In the records that follow, show each line where the word "连接对称点和点" is present.

═══ Stored rows

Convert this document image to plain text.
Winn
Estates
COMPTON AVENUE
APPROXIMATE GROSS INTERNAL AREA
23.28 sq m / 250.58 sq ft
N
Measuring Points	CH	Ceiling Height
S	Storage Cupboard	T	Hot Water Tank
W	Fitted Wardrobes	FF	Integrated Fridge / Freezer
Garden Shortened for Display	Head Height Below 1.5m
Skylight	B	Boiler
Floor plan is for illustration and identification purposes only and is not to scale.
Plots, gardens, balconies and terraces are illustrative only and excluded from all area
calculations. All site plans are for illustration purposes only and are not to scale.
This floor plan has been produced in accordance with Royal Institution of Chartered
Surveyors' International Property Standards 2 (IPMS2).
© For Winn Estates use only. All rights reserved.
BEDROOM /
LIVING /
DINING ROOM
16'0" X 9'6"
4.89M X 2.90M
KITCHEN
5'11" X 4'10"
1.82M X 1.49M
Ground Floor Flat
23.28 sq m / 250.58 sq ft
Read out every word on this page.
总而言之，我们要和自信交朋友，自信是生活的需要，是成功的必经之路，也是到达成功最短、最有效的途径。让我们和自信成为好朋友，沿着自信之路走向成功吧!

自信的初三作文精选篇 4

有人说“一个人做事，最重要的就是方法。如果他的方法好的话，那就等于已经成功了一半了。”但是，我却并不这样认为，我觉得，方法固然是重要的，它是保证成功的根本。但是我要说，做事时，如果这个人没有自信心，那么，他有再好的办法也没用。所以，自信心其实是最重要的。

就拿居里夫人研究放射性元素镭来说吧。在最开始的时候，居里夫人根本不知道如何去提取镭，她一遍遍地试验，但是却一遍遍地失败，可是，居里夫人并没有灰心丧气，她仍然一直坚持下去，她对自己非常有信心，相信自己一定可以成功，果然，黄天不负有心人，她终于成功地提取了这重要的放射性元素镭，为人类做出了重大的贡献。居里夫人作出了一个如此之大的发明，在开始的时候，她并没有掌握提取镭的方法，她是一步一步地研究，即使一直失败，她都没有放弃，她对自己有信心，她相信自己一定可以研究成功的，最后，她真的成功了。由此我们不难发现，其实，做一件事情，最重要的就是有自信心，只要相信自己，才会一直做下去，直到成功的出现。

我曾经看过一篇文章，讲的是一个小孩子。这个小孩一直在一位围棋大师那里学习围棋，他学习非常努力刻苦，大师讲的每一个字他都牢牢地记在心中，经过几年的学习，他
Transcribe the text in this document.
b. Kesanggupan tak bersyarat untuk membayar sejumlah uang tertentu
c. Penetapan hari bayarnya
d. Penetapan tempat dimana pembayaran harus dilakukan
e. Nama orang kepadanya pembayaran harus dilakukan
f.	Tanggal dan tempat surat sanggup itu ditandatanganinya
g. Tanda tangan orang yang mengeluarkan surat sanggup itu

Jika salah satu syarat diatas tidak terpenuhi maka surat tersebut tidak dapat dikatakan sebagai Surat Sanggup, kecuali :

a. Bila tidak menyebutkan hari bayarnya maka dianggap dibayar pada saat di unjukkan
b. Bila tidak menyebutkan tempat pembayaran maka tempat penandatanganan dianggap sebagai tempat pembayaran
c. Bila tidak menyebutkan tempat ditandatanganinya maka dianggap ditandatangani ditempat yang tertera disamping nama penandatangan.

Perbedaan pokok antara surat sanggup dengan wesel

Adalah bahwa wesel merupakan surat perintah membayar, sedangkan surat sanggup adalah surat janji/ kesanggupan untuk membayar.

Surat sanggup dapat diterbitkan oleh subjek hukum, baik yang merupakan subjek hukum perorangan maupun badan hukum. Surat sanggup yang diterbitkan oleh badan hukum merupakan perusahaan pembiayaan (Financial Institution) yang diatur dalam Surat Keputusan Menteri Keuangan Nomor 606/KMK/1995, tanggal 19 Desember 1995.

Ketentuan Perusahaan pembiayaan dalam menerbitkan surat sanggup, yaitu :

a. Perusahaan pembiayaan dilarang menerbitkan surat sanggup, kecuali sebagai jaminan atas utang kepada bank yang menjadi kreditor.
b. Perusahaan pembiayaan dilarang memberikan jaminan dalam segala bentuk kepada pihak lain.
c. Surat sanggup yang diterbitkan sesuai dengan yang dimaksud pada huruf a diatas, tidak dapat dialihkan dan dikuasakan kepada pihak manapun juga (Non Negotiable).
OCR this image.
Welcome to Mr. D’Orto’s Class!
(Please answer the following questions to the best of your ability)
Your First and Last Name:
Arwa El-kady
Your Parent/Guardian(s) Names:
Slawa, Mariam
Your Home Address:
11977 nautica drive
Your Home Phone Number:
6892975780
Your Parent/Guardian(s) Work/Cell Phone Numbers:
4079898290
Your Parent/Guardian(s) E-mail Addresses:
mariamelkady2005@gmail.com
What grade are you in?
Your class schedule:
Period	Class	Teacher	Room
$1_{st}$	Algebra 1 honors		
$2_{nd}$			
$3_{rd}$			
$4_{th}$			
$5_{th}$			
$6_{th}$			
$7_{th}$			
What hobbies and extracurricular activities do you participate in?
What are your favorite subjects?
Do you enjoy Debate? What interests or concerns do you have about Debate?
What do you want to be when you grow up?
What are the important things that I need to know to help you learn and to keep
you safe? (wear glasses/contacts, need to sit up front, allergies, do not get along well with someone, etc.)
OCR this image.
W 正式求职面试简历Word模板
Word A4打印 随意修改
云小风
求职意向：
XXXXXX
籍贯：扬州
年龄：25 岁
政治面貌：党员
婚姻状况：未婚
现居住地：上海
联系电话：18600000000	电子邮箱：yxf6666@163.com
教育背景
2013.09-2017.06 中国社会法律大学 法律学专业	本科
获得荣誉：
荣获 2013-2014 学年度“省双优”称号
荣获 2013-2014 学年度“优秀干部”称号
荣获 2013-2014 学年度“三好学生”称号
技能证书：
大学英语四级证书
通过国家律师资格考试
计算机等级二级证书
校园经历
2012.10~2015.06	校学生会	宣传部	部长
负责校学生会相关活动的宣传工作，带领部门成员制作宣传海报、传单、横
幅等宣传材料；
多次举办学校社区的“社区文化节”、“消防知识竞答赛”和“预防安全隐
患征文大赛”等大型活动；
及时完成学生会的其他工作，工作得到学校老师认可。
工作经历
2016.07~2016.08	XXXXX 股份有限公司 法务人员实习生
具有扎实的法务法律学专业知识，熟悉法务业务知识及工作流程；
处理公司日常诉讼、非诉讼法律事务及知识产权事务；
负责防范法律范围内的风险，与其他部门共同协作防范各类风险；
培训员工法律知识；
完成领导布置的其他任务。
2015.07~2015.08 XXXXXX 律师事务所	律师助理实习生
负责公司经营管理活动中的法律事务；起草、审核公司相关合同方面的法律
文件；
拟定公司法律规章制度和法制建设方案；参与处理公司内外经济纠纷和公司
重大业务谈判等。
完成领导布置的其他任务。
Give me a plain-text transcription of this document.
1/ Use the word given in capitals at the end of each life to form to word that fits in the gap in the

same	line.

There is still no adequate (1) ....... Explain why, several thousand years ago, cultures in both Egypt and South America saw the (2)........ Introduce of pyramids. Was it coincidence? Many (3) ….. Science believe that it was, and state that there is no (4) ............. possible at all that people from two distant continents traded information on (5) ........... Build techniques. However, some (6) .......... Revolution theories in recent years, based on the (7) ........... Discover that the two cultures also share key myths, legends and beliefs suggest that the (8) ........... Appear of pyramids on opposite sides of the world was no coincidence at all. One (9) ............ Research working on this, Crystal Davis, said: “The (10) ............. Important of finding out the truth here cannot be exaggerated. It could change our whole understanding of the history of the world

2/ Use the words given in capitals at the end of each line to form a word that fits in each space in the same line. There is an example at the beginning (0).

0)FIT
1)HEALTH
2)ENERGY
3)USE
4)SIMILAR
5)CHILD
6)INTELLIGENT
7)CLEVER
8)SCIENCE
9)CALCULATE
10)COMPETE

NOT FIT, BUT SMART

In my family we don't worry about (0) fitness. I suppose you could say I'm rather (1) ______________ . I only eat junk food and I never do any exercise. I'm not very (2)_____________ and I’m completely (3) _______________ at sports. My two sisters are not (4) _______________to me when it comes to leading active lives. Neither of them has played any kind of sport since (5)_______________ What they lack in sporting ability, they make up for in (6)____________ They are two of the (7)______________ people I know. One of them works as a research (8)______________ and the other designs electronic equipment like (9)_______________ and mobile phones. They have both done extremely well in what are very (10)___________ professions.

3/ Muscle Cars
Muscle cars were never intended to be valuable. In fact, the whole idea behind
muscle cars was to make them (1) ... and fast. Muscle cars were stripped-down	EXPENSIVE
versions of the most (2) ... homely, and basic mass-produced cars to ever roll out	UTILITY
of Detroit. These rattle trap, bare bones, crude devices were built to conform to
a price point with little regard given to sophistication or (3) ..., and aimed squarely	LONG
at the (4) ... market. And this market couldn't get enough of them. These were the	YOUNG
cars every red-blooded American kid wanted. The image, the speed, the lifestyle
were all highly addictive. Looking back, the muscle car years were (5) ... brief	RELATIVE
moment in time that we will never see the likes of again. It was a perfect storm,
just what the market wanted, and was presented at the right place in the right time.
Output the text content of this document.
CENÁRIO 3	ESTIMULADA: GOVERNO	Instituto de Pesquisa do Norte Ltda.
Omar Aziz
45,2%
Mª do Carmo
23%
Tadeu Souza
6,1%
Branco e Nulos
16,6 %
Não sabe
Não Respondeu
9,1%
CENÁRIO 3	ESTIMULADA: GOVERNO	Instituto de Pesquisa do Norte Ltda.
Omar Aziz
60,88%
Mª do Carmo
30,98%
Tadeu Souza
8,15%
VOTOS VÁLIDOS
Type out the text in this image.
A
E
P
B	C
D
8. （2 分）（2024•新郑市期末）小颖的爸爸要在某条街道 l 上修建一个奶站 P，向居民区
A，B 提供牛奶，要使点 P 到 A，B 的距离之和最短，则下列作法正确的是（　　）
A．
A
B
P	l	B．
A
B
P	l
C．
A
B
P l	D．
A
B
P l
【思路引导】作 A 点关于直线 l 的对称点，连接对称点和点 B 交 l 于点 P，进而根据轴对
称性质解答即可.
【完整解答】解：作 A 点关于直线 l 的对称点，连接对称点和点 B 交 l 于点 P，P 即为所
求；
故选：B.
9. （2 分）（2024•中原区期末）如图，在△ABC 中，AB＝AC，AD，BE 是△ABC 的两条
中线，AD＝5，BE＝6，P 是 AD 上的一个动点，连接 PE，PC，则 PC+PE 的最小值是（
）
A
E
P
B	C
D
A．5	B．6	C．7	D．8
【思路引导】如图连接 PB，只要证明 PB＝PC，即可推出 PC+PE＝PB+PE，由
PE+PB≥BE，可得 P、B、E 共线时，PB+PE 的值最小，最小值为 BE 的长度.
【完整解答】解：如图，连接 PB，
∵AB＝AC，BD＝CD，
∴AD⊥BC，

══════

## Output for this exercise
【思路引导】作 A 点关于直线 l 的对称点，连接对称点和点 B 交 l 于点 P，进而根据轴对
【完整解答】解：作 A 点关于直线 l 的对称点，连接对称点和点 B 交 l 于点 P，P 即为所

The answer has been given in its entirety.